THE PROBLEM>
Transcribe each entry below exactly. Pictures do not go in the copy.

[start]

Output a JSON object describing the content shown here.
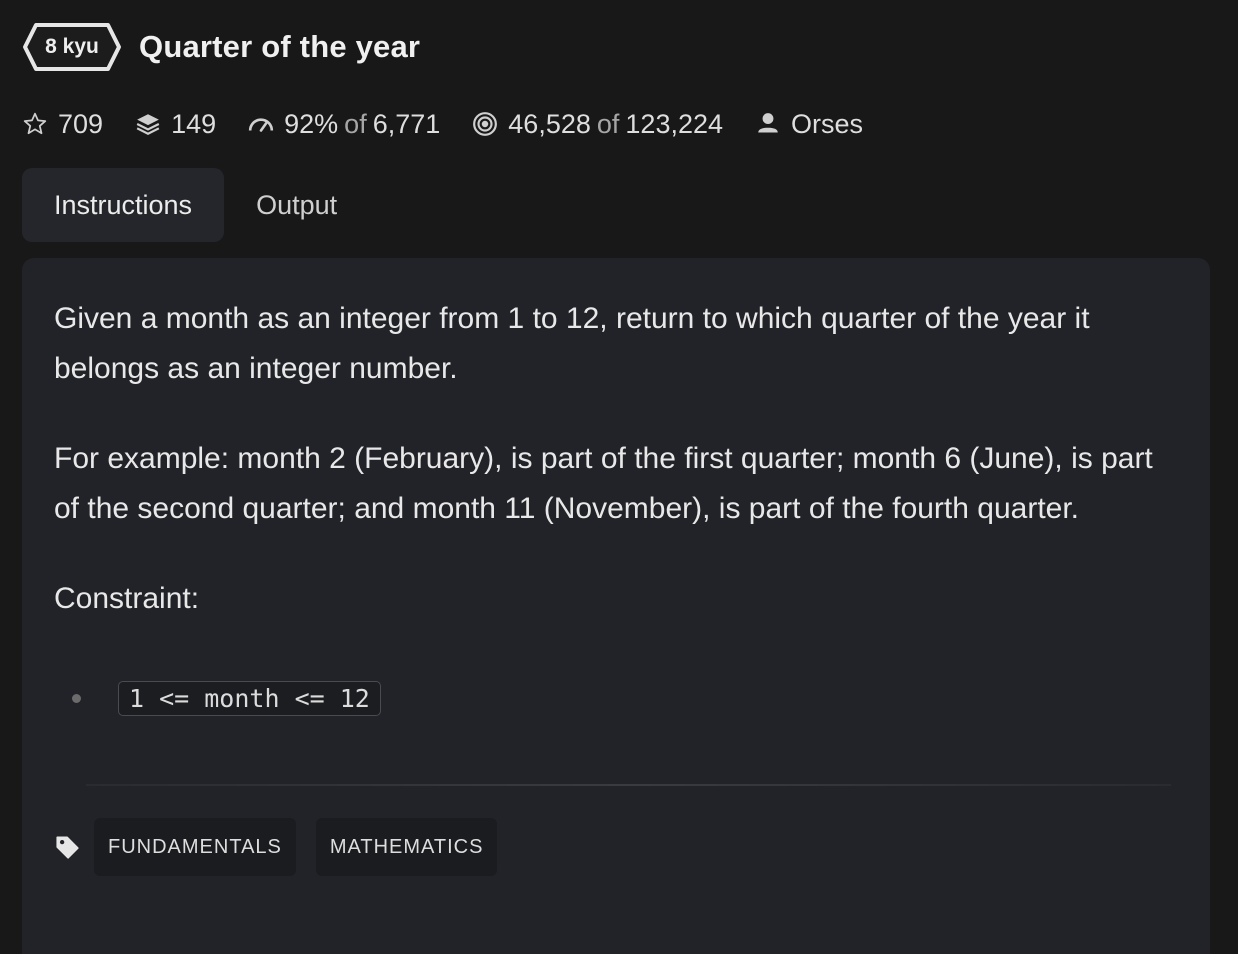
{
  "kata": {
    "rank": "8 kyu",
    "title": "Quarter of the year"
  },
  "stats": {
    "stars": "709",
    "collections": "149",
    "satisfaction_pct": "92%",
    "satisfaction_of": "of",
    "satisfaction_votes": "6,771",
    "completed": "46,528",
    "completed_of": "of",
    "attempts": "123,224",
    "author": "Orses"
  },
  "tabs": [
    {
      "label": "Instructions",
      "active": true
    },
    {
      "label": "Output",
      "active": false
    }
  ],
  "description": {
    "paragraph_1": "Given a month as an integer from 1 to 12, return to which quarter of the year it belongs as an integer number.",
    "paragraph_2": "For example: month 2 (February), is part of the first quarter; month 6 (June), is part of the second quarter; and month 11 (November), is part of the fourth quarter.",
    "constraint_heading": "Constraint:",
    "constraints": [
      "1 <= month <= 12"
    ]
  },
  "tags": [
    "FUNDAMENTALS",
    "MATHEMATICS"
  ],
  "icons": {
    "star": "star-icon",
    "collections": "layers-icon",
    "satisfaction": "gauge-icon",
    "completed": "target-icon",
    "author": "user-icon",
    "tags": "tag-icon"
  },
  "colors": {
    "background": "#181818",
    "panel": "#222328",
    "active_tab": "#25262b",
    "badge_border": "#e6e6e6"
  }
}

[end]

FINAL ANSWER>
Output a JSON object describing the content shown here.
{
  "kata": {
    "rank": "8 kyu",
    "title": "Quarter of the year"
  },
  "stats": {
    "stars": "709",
    "collections": "149",
    "satisfaction_pct": "92%",
    "satisfaction_of": "of",
    "satisfaction_votes": "6,771",
    "completed": "46,528",
    "completed_of": "of",
    "attempts": "123,224",
    "author": "Orses"
  },
  "tabs": [
    {
      "label": "Instructions",
      "active": true
    },
    {
      "label": "Output",
      "active": false
    }
  ],
  "description": {
    "paragraph_1": "Given a month as an integer from 1 to 12, return to which quarter of the year it belongs as an integer number.",
    "paragraph_2": "For example: month 2 (February), is part of the first quarter; month 6 (June), is part of the second quarter; and month 11 (November), is part of the fourth quarter.",
    "constraint_heading": "Constraint:",
    "constraints": [
      "1 <= month <= 12"
    ]
  },
  "tags": [
    "FUNDAMENTALS",
    "MATHEMATICS"
  ],
  "icons": {
    "star": "star-icon",
    "collections": "layers-icon",
    "satisfaction": "gauge-icon",
    "completed": "target-icon",
    "author": "user-icon",
    "tags": "tag-icon"
  },
  "colors": {
    "background": "#181818",
    "panel": "#222328",
    "active_tab": "#25262b",
    "badge_border": "#e6e6e6"
  }
}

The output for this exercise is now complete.